Extract all data as written.

* * * * * * * * *

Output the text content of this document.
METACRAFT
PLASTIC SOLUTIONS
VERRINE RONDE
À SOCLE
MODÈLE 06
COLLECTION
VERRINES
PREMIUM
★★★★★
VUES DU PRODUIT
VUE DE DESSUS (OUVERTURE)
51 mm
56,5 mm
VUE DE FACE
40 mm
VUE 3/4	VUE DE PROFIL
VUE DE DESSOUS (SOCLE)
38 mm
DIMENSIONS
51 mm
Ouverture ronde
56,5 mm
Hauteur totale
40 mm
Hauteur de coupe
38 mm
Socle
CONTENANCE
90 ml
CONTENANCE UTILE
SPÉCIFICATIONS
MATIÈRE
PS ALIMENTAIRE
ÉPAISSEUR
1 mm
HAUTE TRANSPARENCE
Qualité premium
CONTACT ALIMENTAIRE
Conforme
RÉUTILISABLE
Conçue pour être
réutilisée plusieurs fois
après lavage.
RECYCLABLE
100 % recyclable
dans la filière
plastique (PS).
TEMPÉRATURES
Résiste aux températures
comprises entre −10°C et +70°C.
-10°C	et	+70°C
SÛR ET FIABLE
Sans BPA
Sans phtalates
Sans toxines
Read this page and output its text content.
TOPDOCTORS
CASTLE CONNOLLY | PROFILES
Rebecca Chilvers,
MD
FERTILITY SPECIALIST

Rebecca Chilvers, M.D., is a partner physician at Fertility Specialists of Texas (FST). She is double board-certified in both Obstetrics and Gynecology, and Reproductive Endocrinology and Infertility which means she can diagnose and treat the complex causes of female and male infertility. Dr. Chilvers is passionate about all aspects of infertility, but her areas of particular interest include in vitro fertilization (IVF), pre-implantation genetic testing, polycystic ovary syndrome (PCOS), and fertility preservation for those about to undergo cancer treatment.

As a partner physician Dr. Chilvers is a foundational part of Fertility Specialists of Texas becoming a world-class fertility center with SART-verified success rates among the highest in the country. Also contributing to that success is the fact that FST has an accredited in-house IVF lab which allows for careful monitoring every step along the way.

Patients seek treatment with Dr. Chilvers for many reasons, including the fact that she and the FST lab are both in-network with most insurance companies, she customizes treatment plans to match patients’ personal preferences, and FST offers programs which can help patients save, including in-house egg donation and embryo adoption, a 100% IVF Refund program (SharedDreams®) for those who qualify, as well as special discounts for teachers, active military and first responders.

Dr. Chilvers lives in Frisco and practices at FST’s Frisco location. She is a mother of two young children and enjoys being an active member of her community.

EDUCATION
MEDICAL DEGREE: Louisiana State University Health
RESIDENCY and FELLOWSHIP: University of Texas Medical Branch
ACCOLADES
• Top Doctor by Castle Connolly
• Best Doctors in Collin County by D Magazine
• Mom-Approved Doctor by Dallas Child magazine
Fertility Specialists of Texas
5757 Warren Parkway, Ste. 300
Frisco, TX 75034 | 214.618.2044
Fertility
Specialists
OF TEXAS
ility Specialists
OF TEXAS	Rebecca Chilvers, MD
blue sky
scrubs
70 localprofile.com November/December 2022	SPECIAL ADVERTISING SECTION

* * * * * * * * *

- **Answer space**:
Output the text content of this document.
METACRAFT
PLASTIC SOLUTIONS
VERRINE RONDE
À SOCLE
MODÈLE 06
COLLECTION
VERRINES
PREMIUM
★★★★★
VUES DU PRODUIT
VUE DE DESSUS (OUVERTURE)
51 mm
56,5 mm
VUE DE FACE
40 mm
VUE 3/4	VUE DE PROFIL
VUE DE DESSOUS (SOCLE)
38 mm
DIMENSIONS
51 mm
Ouverture ronde
56,5 mm
Hauteur totale
40 mm
Hauteur de coupe
38 mm
Socle
CONTENANCE
90 ml
CONTENANCE UTILE
SPÉCIFICATIONS
MATIÈRE
PS ALIMENTAIRE
ÉPAISSEUR
1 mm
HAUTE TRANSPARENCE
Qualité premium
CONTACT ALIMENTAIRE
Conforme
RÉUTILISABLE
Conçue pour être
réutilisée plusieurs fois
après lavage.
RECYCLABLE
100 % recyclable
dans la filière
plastique (PS).
TEMPÉRATURES
Résiste aux températures
comprises entre −10°C et +70°C.
-10°C	et	+70°C
SÛR ET FIABLE
Sans BPA
Sans phtalates
Sans toxines
Read this page and output its text content.
TOPDOCTORS
CASTLE CONNOLLY | PROFILES
Rebecca Chilvers,
MD
FERTILITY SPECIALIST

Rebecca Chilvers, M.D., is a partner physician at Fertility Specialists of Texas (FST). She is double board-certified in both Obstetrics and Gynecology, and Reproductive Endocrinology and Infertility which means she can diagnose and treat the complex causes of female and male infertility. Dr. Chilvers is passionate about all aspects of infertility, but her areas of particular interest include in vitro fertilization (IVF), pre-implantation genetic testing, polycystic ovary syndrome (PCOS), and fertility preservation for those about to undergo cancer treatment.

As a partner physician Dr. Chilvers is a foundational part of Fertility Specialists of Texas becoming a world-class fertility center with SART-verified success rates among the highest in the country. Also contributing to that success is the fact that FST has an accredited in-house IVF lab which allows for careful monitoring every step along the way.

Patients seek treatment with Dr. Chilvers for many reasons, including the fact that she and the FST lab are both in-network with most insurance companies, she customizes treatment plans to match patients’ personal preferences, and FST offers programs which can help patients save, including in-house egg donation and embryo adoption, a 100% IVF Refund program (SharedDreams®) for those who qualify, as well as special discounts for teachers, active military and first responders.

Dr. Chilvers lives in Frisco and practices at FST’s Frisco location. She is a mother of two young children and enjoys being an active member of her community.

EDUCATION
MEDICAL DEGREE: Louisiana State University Health
RESIDENCY and FELLOWSHIP: University of Texas Medical Branch
ACCOLADES
• Top Doctor by Castle Connolly
• Best Doctors in Collin County by D Magazine
• Mom-Approved Doctor by Dallas Child magazine
Fertility Specialists of Texas
5757 Warren Parkway, Ste. 300
Frisco, TX 75034 | 214.618.2044
Fertility
Specialists
OF TEXAS
ility Specialists
OF TEXAS	Rebecca Chilvers, MD
blue sky
scrubs
70 localprofile.com November/December 2022	SPECIAL ADVERTISING SECTION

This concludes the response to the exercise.